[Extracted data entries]
────

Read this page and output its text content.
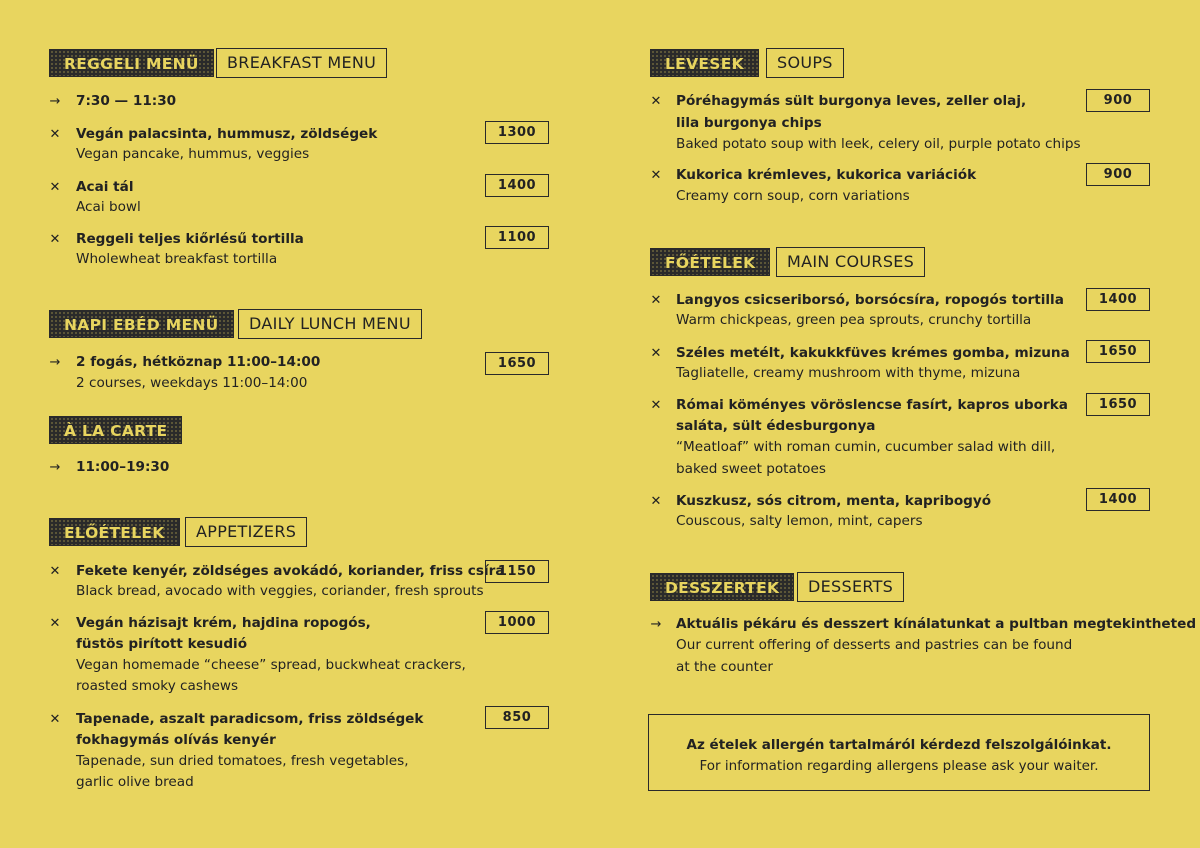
REGGELI MENÜ	BREAKFAST MENU
→ 7:30 — 11:30
✕ Vegán palacsinta, hummusz, zöldségek
Vegan pancake, hummus, veggies
1300
✕ Acai tál
Acai bowl
1400
✕ Reggeli teljes kiőrlésű tortilla
Wholewheat breakfast tortilla
1100
NAPI EBÉD MENÜ	DAILY LUNCH MENU
→ 2 fogás, hétköznap 11:00–14:00
2 courses, weekdays 11:00–14:00
1650
À LA CARTE
→ 11:00–19:30
ELŐÉTELEK	APPETIZERS
✕ Fekete kenyér, zöldséges avokádó, koriander, friss csíra
Black bread, avocado with veggies, coriander, fresh sprouts
1150
✕ Vegán házisajt krém, hajdina ropogós,
füstös pirított kesudió
Vegan homemade “cheese” spread, buckwheat crackers,
roasted smoky cashews
1000
✕ Tapenade, aszalt paradicsom, friss zöldségek
fokhagymás olívás kenyér
Tapenade, sun dried tomatoes, fresh vegetables,
garlic olive bread
850
LEVESEK	SOUPS
✕ Póréhagymás sült burgonya leves, zeller olaj,
lila burgonya chips
Baked potato soup with leek, celery oil, purple potato chips
900
✕ Kukorica krémleves, kukorica variációk
Creamy corn soup, corn variations
900
FŐÉTELEK	MAIN COURSES
✕ Langyos csicseriborsó, borsócsíra, ropogós tortilla
Warm chickpeas, green pea sprouts, crunchy tortilla
1400
✕ Széles metélt, kakukkfüves krémes gomba, mizuna
Tagliatelle, creamy mushroom with thyme, mizuna
1650
✕ Római köményes vöröslencse fasírt, kapros uborka
saláta, sült édesburgonya
“Meatloaf” with roman cumin, cucumber salad with dill,
baked sweet potatoes
1650
✕ Kuszkusz, sós citrom, menta, kapribogyó
Couscous, salty lemon, mint, capers
1400
DESSZERTEK	DESSERTS
→ Aktuális pékáru és desszert kínálatunkat a pultban megtekintheted
Our current offering of desserts and pastries can be found
at the counter
Az ételek allergén tartalmáról kérdezd felszolgálóinkat.
For information regarding allergens please ask your waiter.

────

Exercise goal
All the lines above are to be given again exactly as they read, with the pictures removed.

Result for this exercise
Read this page and output its text content.
REGGELI MENÜ	BREAKFAST MENU
→ 7:30 — 11:30
✕ Vegán palacsinta, hummusz, zöldségek
Vegan pancake, hummus, veggies
1300
✕ Acai tál
Acai bowl
1400
✕ Reggeli teljes kiőrlésű tortilla
Wholewheat breakfast tortilla
1100
NAPI EBÉD MENÜ	DAILY LUNCH MENU
→ 2 fogás, hétköznap 11:00–14:00
2 courses, weekdays 11:00–14:00
1650
À LA CARTE
→ 11:00–19:30
ELŐÉTELEK	APPETIZERS
✕ Fekete kenyér, zöldséges avokádó, koriander, friss csíra
Black bread, avocado with veggies, coriander, fresh sprouts
1150
✕ Vegán házisajt krém, hajdina ropogós,
füstös pirított kesudió
Vegan homemade “cheese” spread, buckwheat crackers,
roasted smoky cashews
1000
✕ Tapenade, aszalt paradicsom, friss zöldségek
fokhagymás olívás kenyér
Tapenade, sun dried tomatoes, fresh vegetables,
garlic olive bread
850
LEVESEK	SOUPS
✕ Póréhagymás sült burgonya leves, zeller olaj,
lila burgonya chips
Baked potato soup with leek, celery oil, purple potato chips
900
✕ Kukorica krémleves, kukorica variációk
Creamy corn soup, corn variations
900
FŐÉTELEK	MAIN COURSES
✕ Langyos csicseriborsó, borsócsíra, ropogós tortilla
Warm chickpeas, green pea sprouts, crunchy tortilla
1400
✕ Széles metélt, kakukkfüves krémes gomba, mizuna
Tagliatelle, creamy mushroom with thyme, mizuna
1650
✕ Római köményes vöröslencse fasírt, kapros uborka
saláta, sült édesburgonya
“Meatloaf” with roman cumin, cucumber salad with dill,
baked sweet potatoes
1650
✕ Kuszkusz, sós citrom, menta, kapribogyó
Couscous, salty lemon, mint, capers
1400
DESSZERTEK	DESSERTS
→ Aktuális pékáru és desszert kínálatunkat a pultban megtekintheted
Our current offering of desserts and pastries can be found
at the counter
Az ételek allergén tartalmáról kérdezd felszolgálóinkat.
For information regarding allergens please ask your waiter.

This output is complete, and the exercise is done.